*YOUR TASK*:
Lines holding the string "name" are the ones to copy from this listing.

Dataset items
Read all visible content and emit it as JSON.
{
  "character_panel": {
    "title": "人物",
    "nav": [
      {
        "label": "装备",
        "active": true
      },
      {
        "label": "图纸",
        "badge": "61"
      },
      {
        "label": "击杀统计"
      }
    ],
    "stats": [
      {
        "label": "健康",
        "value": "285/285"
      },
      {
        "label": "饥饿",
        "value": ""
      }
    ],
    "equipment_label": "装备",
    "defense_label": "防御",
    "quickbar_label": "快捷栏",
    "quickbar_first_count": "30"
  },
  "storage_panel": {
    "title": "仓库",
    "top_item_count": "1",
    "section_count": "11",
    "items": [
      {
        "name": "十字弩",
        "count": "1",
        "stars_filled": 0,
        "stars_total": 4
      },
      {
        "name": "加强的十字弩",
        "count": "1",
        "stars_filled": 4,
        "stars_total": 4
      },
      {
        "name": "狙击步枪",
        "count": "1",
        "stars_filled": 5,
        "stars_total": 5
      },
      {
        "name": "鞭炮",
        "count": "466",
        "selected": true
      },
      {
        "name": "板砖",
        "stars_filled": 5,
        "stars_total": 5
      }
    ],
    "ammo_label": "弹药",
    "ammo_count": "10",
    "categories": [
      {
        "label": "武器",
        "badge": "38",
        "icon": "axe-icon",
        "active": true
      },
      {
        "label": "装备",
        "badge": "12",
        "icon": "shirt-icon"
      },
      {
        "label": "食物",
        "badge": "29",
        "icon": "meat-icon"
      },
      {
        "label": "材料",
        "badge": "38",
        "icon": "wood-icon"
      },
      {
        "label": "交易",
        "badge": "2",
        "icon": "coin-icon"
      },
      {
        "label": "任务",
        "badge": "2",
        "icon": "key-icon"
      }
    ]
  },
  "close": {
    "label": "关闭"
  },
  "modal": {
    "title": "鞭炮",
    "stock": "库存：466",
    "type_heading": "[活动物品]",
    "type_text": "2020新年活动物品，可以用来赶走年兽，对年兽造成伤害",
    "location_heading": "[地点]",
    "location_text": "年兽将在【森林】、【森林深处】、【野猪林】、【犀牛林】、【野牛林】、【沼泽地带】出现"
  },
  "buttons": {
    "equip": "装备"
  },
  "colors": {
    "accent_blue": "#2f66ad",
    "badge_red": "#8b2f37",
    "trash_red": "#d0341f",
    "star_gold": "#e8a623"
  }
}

*OUTPUT FOR THIS TASK*:
        "name": "十字弩",
        "name": "加强的十字弩",
        "name": "狙击步枪",
        "name": "鞭炮",
        "name": "板砖",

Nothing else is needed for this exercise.